### Problem to work on
Reproduce all of the data exactly.
>> begin Dataset entries
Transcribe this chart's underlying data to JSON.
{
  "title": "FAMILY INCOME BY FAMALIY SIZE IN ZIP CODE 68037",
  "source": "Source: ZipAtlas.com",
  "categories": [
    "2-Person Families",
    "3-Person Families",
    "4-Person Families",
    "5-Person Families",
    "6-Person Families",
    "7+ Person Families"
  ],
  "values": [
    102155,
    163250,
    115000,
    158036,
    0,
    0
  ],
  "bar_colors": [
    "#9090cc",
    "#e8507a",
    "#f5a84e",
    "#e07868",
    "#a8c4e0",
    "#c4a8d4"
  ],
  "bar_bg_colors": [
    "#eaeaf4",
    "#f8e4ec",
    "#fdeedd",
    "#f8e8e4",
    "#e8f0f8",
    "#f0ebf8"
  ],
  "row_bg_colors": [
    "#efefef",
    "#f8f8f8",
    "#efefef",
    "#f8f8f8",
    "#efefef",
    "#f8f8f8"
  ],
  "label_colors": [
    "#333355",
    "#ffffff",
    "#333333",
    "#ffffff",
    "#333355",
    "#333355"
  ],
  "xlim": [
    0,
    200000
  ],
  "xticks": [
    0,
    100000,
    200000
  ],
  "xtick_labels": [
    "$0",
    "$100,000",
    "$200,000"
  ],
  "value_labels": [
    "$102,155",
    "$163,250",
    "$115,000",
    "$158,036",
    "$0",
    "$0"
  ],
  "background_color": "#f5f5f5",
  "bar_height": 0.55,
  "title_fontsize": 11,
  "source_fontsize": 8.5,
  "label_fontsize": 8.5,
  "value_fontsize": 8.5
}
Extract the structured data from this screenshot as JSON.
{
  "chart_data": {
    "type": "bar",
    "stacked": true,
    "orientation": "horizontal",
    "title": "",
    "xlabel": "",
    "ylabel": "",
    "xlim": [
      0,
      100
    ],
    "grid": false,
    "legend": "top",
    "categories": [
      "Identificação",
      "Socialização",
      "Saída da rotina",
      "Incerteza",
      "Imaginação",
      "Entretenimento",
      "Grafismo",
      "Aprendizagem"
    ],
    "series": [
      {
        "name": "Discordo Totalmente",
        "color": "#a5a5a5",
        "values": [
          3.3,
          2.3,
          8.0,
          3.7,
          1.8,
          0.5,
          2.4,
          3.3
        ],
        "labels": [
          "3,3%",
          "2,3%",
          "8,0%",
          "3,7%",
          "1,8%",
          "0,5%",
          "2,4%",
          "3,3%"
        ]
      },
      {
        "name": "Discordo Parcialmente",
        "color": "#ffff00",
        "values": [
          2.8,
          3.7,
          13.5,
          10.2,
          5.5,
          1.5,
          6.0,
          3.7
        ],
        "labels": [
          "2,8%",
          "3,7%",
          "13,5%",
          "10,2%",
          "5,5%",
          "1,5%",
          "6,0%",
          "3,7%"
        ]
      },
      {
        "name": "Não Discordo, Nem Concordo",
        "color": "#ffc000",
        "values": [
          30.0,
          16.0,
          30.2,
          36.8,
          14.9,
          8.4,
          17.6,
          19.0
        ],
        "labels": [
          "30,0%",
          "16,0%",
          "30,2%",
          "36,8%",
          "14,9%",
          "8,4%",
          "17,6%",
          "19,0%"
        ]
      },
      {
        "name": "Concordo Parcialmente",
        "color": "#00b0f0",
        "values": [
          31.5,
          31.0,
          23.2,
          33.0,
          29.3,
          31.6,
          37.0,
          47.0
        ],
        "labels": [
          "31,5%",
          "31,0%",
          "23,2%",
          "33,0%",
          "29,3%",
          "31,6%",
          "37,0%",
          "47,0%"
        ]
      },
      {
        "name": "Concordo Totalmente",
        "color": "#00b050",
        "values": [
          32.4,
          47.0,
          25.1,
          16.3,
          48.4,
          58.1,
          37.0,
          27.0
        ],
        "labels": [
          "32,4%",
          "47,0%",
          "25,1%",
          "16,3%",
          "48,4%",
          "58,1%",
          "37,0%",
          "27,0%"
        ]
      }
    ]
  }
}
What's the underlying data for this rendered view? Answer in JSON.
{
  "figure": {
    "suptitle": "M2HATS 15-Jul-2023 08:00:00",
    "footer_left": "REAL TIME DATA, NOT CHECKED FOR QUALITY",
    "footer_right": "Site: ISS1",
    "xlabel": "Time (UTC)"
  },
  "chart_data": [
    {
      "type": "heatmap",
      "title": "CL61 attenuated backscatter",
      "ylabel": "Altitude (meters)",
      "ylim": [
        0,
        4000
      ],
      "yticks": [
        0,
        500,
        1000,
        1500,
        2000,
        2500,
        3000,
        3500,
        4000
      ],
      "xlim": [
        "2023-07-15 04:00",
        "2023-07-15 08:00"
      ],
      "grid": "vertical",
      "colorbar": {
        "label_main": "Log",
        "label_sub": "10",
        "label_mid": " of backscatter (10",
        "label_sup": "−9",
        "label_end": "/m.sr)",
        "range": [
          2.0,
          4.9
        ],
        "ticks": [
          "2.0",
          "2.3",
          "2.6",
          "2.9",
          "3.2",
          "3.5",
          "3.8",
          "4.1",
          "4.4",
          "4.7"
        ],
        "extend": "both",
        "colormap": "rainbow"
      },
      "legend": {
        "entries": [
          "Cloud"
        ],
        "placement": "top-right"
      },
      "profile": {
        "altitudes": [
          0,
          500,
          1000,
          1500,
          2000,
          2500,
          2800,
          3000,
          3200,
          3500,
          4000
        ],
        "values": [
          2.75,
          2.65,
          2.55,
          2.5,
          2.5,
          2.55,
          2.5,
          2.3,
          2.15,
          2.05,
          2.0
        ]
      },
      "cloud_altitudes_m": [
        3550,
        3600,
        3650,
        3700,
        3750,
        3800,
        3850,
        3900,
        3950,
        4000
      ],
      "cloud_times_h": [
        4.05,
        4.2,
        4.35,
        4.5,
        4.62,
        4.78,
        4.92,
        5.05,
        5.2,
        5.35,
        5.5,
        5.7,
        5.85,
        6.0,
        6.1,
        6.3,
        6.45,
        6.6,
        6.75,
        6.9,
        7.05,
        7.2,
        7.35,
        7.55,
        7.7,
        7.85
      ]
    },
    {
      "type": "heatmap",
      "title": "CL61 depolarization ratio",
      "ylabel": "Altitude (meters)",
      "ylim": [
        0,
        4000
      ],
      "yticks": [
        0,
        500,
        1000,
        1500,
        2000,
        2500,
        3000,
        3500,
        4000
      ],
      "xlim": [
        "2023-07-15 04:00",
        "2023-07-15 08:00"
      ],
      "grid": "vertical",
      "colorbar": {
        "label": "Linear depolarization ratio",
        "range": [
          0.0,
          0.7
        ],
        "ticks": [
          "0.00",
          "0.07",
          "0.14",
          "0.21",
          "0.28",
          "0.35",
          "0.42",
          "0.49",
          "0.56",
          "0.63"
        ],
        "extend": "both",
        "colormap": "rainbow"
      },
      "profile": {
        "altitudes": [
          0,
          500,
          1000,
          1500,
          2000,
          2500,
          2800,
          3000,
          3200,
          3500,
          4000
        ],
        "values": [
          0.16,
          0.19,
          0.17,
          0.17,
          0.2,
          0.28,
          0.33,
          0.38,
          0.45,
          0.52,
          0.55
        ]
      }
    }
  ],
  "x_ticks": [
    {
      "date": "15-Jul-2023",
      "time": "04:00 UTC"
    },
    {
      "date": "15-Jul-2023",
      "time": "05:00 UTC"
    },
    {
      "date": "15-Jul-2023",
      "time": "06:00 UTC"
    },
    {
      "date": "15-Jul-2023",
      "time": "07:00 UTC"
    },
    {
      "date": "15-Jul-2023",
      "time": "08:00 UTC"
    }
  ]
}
>> end Dataset entries
### Reply to the task
Transcribe this chart's underlying data to JSON.
{
  "title": "FAMILY INCOME BY FAMALIY SIZE IN ZIP CODE 68037",
  "source": "Source: ZipAtlas.com",
  "categories": [
    "2-Person Families",
    "3-Person Families",
    "4-Person Families",
    "5-Person Families",
    "6-Person Families",
    "7+ Person Families"
  ],
  "values": [
    102155,
    163250,
    115000,
    158036,
    0,
    0
  ],
  "bar_colors": [
    "#9090cc",
    "#e8507a",
    "#f5a84e",
    "#e07868",
    "#a8c4e0",
    "#c4a8d4"
  ],
  "bar_bg_colors": [
    "#eaeaf4",
    "#f8e4ec",
    "#fdeedd",
    "#f8e8e4",
    "#e8f0f8",
    "#f0ebf8"
  ],
  "row_bg_colors": [
    "#efefef",
    "#f8f8f8",
    "#efefef",
    "#f8f8f8",
    "#efefef",
    "#f8f8f8"
  ],
  "label_colors": [
    "#333355",
    "#ffffff",
    "#333333",
    "#ffffff",
    "#333355",
    "#333355"
  ],
  "xlim": [
    0,
    200000
  ],
  "xticks": [
    0,
    100000,
    200000
  ],
  "xtick_labels": [
    "$0",
    "$100,000",
    "$200,000"
  ],
  "value_labels": [
    "$102,155",
    "$163,250",
    "$115,000",
    "$158,036",
    "$0",
    "$0"
  ],
  "background_color": "#f5f5f5",
  "bar_height": 0.55,
  "title_fontsize": 11,
  "source_fontsize": 8.5,
  "label_fontsize": 8.5,
  "value_fontsize": 8.5
}
Extract the structured data from this screenshot as JSON.
{
  "chart_data": {
    "type": "bar",
    "stacked": true,
    "orientation": "horizontal",
    "title": "",
    "xlabel": "",
    "ylabel": "",
    "xlim": [
      0,
      100
    ],
    "grid": false,
    "legend": "top",
    "categories": [
      "Identificação",
      "Socialização",
      "Saída da rotina",
      "Incerteza",
      "Imaginação",
      "Entretenimento",
      "Grafismo",
      "Aprendizagem"
    ],
    "series": [
      {
        "name": "Discordo Totalmente",
        "color": "#a5a5a5",
        "values": [
          3.3,
          2.3,
          8.0,
          3.7,
          1.8,
          0.5,
          2.4,
          3.3
        ],
        "labels": [
          "3,3%",
          "2,3%",
          "8,0%",
          "3,7%",
          "1,8%",
          "0,5%",
          "2,4%",
          "3,3%"
        ]
      },
      {
        "name": "Discordo Parcialmente",
        "color": "#ffff00",
        "values": [
          2.8,
          3.7,
          13.5,
          10.2,
          5.5,
          1.5,
          6.0,
          3.7
        ],
        "labels": [
          "2,8%",
          "3,7%",
          "13,5%",
          "10,2%",
          "5,5%",
          "1,5%",
          "6,0%",
          "3,7%"
        ]
      },
      {
        "name": "Não Discordo, Nem Concordo",
        "color": "#ffc000",
        "values": [
          30.0,
          16.0,
          30.2,
          36.8,
          14.9,
          8.4,
          17.6,
          19.0
        ],
        "labels": [
          "30,0%",
          "16,0%",
          "30,2%",
          "36,8%",
          "14,9%",
          "8,4%",
          "17,6%",
          "19,0%"
        ]
      },
      {
        "name": "Concordo Parcialmente",
        "color": "#00b0f0",
        "values": [
          31.5,
          31.0,
          23.2,
          33.0,
          29.3,
          31.6,
          37.0,
          47.0
        ],
        "labels": [
          "31,5%",
          "31,0%",
          "23,2%",
          "33,0%",
          "29,3%",
          "31,6%",
          "37,0%",
          "47,0%"
        ]
      },
      {
        "name": "Concordo Totalmente",
        "color": "#00b050",
        "values": [
          32.4,
          47.0,
          25.1,
          16.3,
          48.4,
          58.1,
          37.0,
          27.0
        ],
        "labels": [
          "32,4%",
          "47,0%",
          "25,1%",
          "16,3%",
          "48,4%",
          "58,1%",
          "37,0%",
          "27,0%"
        ]
      }
    ]
  }
}
What's the underlying data for this rendered view? Answer in JSON.
{
  "figure": {
    "suptitle": "M2HATS 15-Jul-2023 08:00:00",
    "footer_left": "REAL TIME DATA, NOT CHECKED FOR QUALITY",
    "footer_right": "Site: ISS1",
    "xlabel": "Time (UTC)"
  },
  "chart_data": [
    {
      "type": "heatmap",
      "title": "CL61 attenuated backscatter",
      "ylabel": "Altitude (meters)",
      "ylim": [
        0,
        4000
      ],
      "yticks": [
        0,
        500,
        1000,
        1500,
        2000,
        2500,
        3000,
        3500,
        4000
      ],
      "xlim": [
        "2023-07-15 04:00",
        "2023-07-15 08:00"
      ],
      "grid": "vertical",
      "colorbar": {
        "label_main": "Log",
        "label_sub": "10",
        "label_mid": " of backscatter (10",
        "label_sup": "−9",
        "label_end": "/m.sr)",
        "range": [
          2.0,
          4.9
        ],
        "ticks": [
          "2.0",
          "2.3",
          "2.6",
          "2.9",
          "3.2",
          "3.5",
          "3.8",
          "4.1",
          "4.4",
          "4.7"
        ],
        "extend": "both",
        "colormap": "rainbow"
      },
      "legend": {
        "entries": [
          "Cloud"
        ],
        "placement": "top-right"
      },
      "profile": {
        "altitudes": [
          0,
          500,
          1000,
          1500,
          2000,
          2500,
          2800,
          3000,
          3200,
          3500,
          4000
        ],
        "values": [
          2.75,
          2.65,
          2.55,
          2.5,
          2.5,
          2.55,
          2.5,
          2.3,
          2.15,
          2.05,
          2.0
        ]
      },
      "cloud_altitudes_m": [
        3550,
        3600,
        3650,
        3700,
        3750,
        3800,
        3850,
        3900,
        3950,
        4000
      ],
      "cloud_times_h": [
        4.05,
        4.2,
        4.35,
        4.5,
        4.62,
        4.78,
        4.92,
        5.05,
        5.2,
        5.35,
        5.5,
        5.7,
        5.85,
        6.0,
        6.1,
        6.3,
        6.45,
        6.6,
        6.75,
        6.9,
        7.05,
        7.2,
        7.35,
        7.55,
        7.7,
        7.85
      ]
    },
    {
      "type": "heatmap",
      "title": "CL61 depolarization ratio",
      "ylabel": "Altitude (meters)",
      "ylim": [
        0,
        4000
      ],
      "yticks": [
        0,
        500,
        1000,
        1500,
        2000,
        2500,
        3000,
        3500,
        4000
      ],
      "xlim": [
        "2023-07-15 04:00",
        "2023-07-15 08:00"
      ],
      "grid": "vertical",
      "colorbar": {
        "label": "Linear depolarization ratio",
        "range": [
          0.0,
          0.7
        ],
        "ticks": [
          "0.00",
          "0.07",
          "0.14",
          "0.21",
          "0.28",
          "0.35",
          "0.42",
          "0.49",
          "0.56",
          "0.63"
        ],
        "extend": "both",
        "colormap": "rainbow"
      },
      "profile": {
        "altitudes": [
          0,
          500,
          1000,
          1500,
          2000,
          2500,
          2800,
          3000,
          3200,
          3500,
          4000
        ],
        "values": [
          0.16,
          0.19,
          0.17,
          0.17,
          0.2,
          0.28,
          0.33,
          0.38,
          0.45,
          0.52,
          0.55
        ]
      }
    }
  ],
  "x_ticks": [
    {
      "date": "15-Jul-2023",
      "time": "04:00 UTC"
    },
    {
      "date": "15-Jul-2023",
      "time": "05:00 UTC"
    },
    {
      "date": "15-Jul-2023",
      "time": "06:00 UTC"
    },
    {
      "date": "15-Jul-2023",
      "time": "07:00 UTC"
    },
    {
      "date": "15-Jul-2023",
      "time": "08:00 UTC"
    }
  ]
}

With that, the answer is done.